[ASSIGNMENT]: Please repeat exactly the lines from the one containing "Read this page and output its text content." through the last line of the records, both included, and nothing else, leaving out any pictures.

[TASK MATERIAL]:
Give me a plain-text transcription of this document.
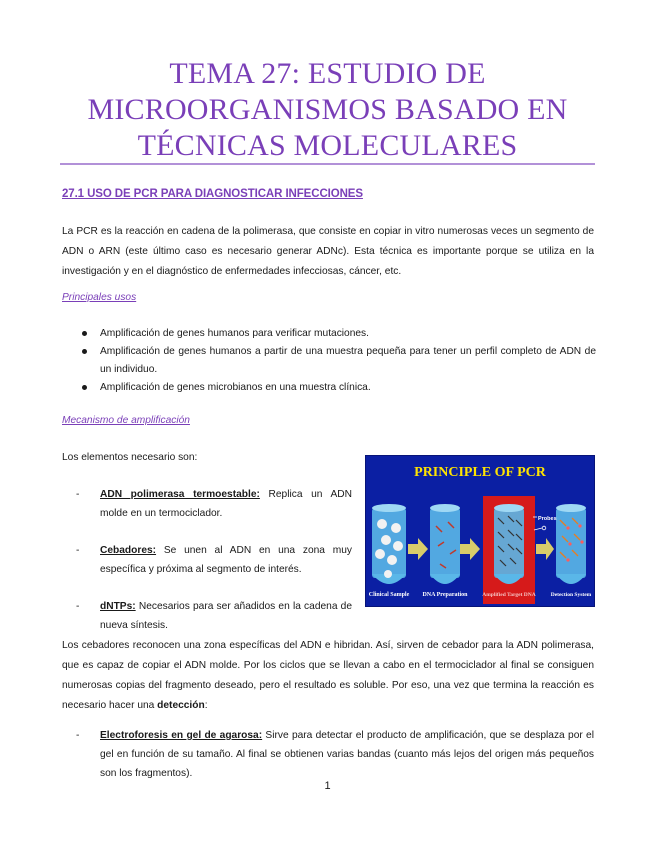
TEMA 27: ESTUDIO DE
MICROORGANISMOS BASADO EN
TÉCNICAS MOLECULARES
27.1 USO DE PCR PARA DIAGNOSTICAR INFECCIONES
La PCR es la reacción en cadena de la polimerasa, que consiste en copiar in vitro numerosas veces un segmento de ADN o ARN (este último caso es necesario generar ADNc). Esta técnica es importante porque se utiliza en la investigación y en el diagnóstico de enfermedades infecciosas, cáncer, etc.
Principales usos
Amplificación de genes humanos para verificar mutaciones.
Amplificación de genes humanos a partir de una muestra pequeña para tener un perfil completo de ADN de un individuo.
Amplificación de genes microbianos en una muestra clínica.
Mecanismo de amplificación
Los elementos necesario son:
- ADN polimerasa termoestable: Replica un ADN molde en un termociclador.
- Cebadores: Se unen al ADN en una zona muy específica y próxima al segmento de interés.
- dNTPs: Necesarios para ser añadidos en la cadena de nueva síntesis.
PRINCIPLE OF PCR
Probes
Clinical Sample DNA Preparation	Amplified Target DNA	Detection System
Los cebadores reconocen una zona específicas del ADN e hibridan. Así, sirven de cebador para la ADN polimerasa, que es capaz de copiar el ADN molde. Por los ciclos que se llevan a cabo en el termociclador al final se consiguen numerosas copias del fragmento deseado, pero el resultado es soluble. Por eso, una vez que termina la reacción es necesario hacer una detección:
- Electroforesis en gel de agarosa: Sirve para detectar el producto de amplificación, que se desplaza por el gel en función de su tamaño. Al final se obtienen varias bandas (cuanto más lejos del origen más pequeños son los fragmentos).
1
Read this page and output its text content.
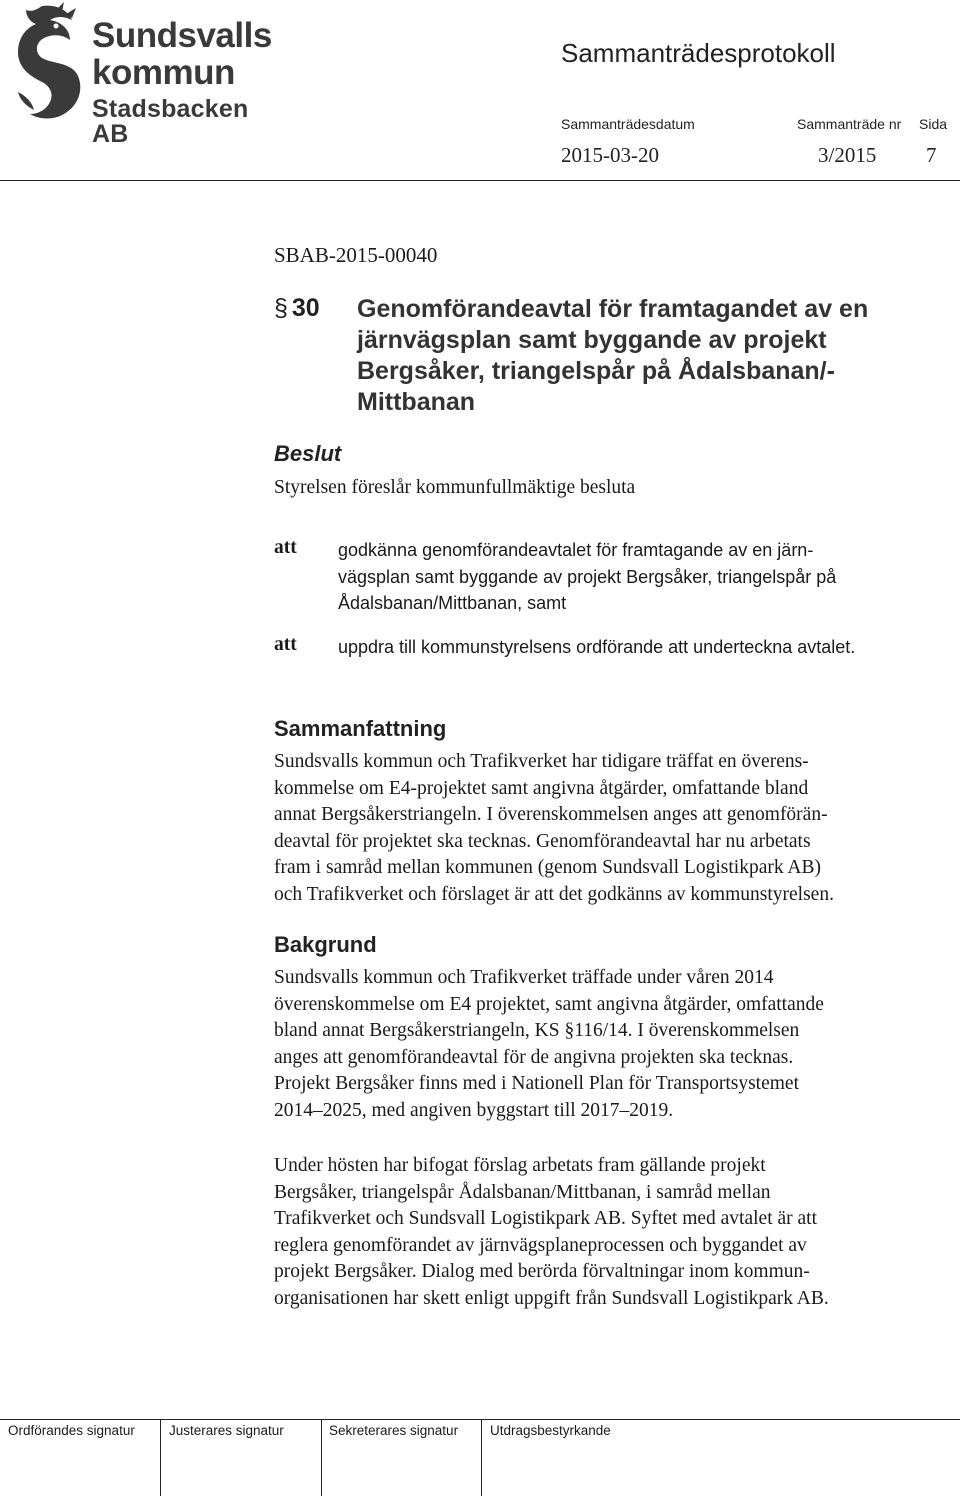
Sundsvalls
kommun
Stadsbacken AB
Sammanträdesprotokoll
Sammanträdesdatum	Sammanträde nr Sida
2015-03-20	3/2015 7
SBAB-2015-00040
§ 30 Genomförandeavtal för framtagandet av en
järnvägsplan samt byggande av projekt
Bergsåker, triangelspår på Ådalsbanan/-
Mittbanan
Beslut
Styrelsen föreslår kommunfullmäktige besluta
att godkänna genomförandeavtalet för framtagande av en järn-
vägsplan samt byggande av projekt Bergsåker, triangelspår på
Ådalsbanan/Mittbanan, samt
att uppdra till kommunstyrelsens ordförande att underteckna avtalet.
Sammanfattning
Sundsvalls kommun och Trafikverket har tidigare träffat en överens-
kommelse om E4-projektet samt angivna åtgärder, omfattande bland
annat Bergsåkerstriangeln. I överenskommelsen anges att genomförän-
deavtal för projektet ska tecknas. Genomförandeavtal har nu arbetats
fram i samråd mellan kommunen (genom Sundsvall Logistikpark AB)
och Trafikverket och förslaget är att det godkänns av kommunstyrelsen.
Bakgrund
Sundsvalls kommun och Trafikverket träffade under våren 2014
överenskommelse om E4 projektet, samt angivna åtgärder, omfattande
bland annat Bergsåkerstriangeln, KS §116/14. I överenskommelsen
anges att genomförandeavtal för de angivna projekten ska tecknas.
Projekt Bergsåker finns med i Nationell Plan för Transportsystemet
2014–2025, med angiven byggstart till 2017–2019.
Under hösten har bifogat förslag arbetats fram gällande projekt
Bergsåker, triangelspår Ådalsbanan/Mittbanan, i samråd mellan
Trafikverket och Sundsvall Logistikpark AB. Syftet med avtalet är att
reglera genomförandet av järnvägsplaneprocessen och byggandet av
projekt Bergsåker. Dialog med berörda förvaltningar inom kommun-
organisationen har skett enligt uppgift från Sundsvall Logistikpark AB.
Ordförandes signatur	Justerares signatur	Sekreterares signatur Utdragsbestyrkande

[SOLUTION TO THE EXERCISE]:
Read this page and output its text content.
Sundsvalls
kommun
Stadsbacken AB
Sammanträdesprotokoll
Sammanträdesdatum	Sammanträde nr Sida
2015-03-20	3/2015 7
SBAB-2015-00040
§ 30 Genomförandeavtal för framtagandet av en
järnvägsplan samt byggande av projekt
Bergsåker, triangelspår på Ådalsbanan/-
Mittbanan
Beslut
Styrelsen föreslår kommunfullmäktige besluta
att godkänna genomförandeavtalet för framtagande av en järn-
vägsplan samt byggande av projekt Bergsåker, triangelspår på
Ådalsbanan/Mittbanan, samt
att uppdra till kommunstyrelsens ordförande att underteckna avtalet.
Sammanfattning
Sundsvalls kommun och Trafikverket har tidigare träffat en överens-
kommelse om E4-projektet samt angivna åtgärder, omfattande bland
annat Bergsåkerstriangeln. I överenskommelsen anges att genomförän-
deavtal för projektet ska tecknas. Genomförandeavtal har nu arbetats
fram i samråd mellan kommunen (genom Sundsvall Logistikpark AB)
och Trafikverket och förslaget är att det godkänns av kommunstyrelsen.
Bakgrund
Sundsvalls kommun och Trafikverket träffade under våren 2014
överenskommelse om E4 projektet, samt angivna åtgärder, omfattande
bland annat Bergsåkerstriangeln, KS §116/14. I överenskommelsen
anges att genomförandeavtal för de angivna projekten ska tecknas.
Projekt Bergsåker finns med i Nationell Plan för Transportsystemet
2014–2025, med angiven byggstart till 2017–2019.
Under hösten har bifogat förslag arbetats fram gällande projekt
Bergsåker, triangelspår Ådalsbanan/Mittbanan, i samråd mellan
Trafikverket och Sundsvall Logistikpark AB. Syftet med avtalet är att
reglera genomförandet av järnvägsplaneprocessen och byggandet av
projekt Bergsåker. Dialog med berörda förvaltningar inom kommun-
organisationen har skett enligt uppgift från Sundsvall Logistikpark AB.
Ordförandes signatur	Justerares signatur	Sekreterares signatur Utdragsbestyrkande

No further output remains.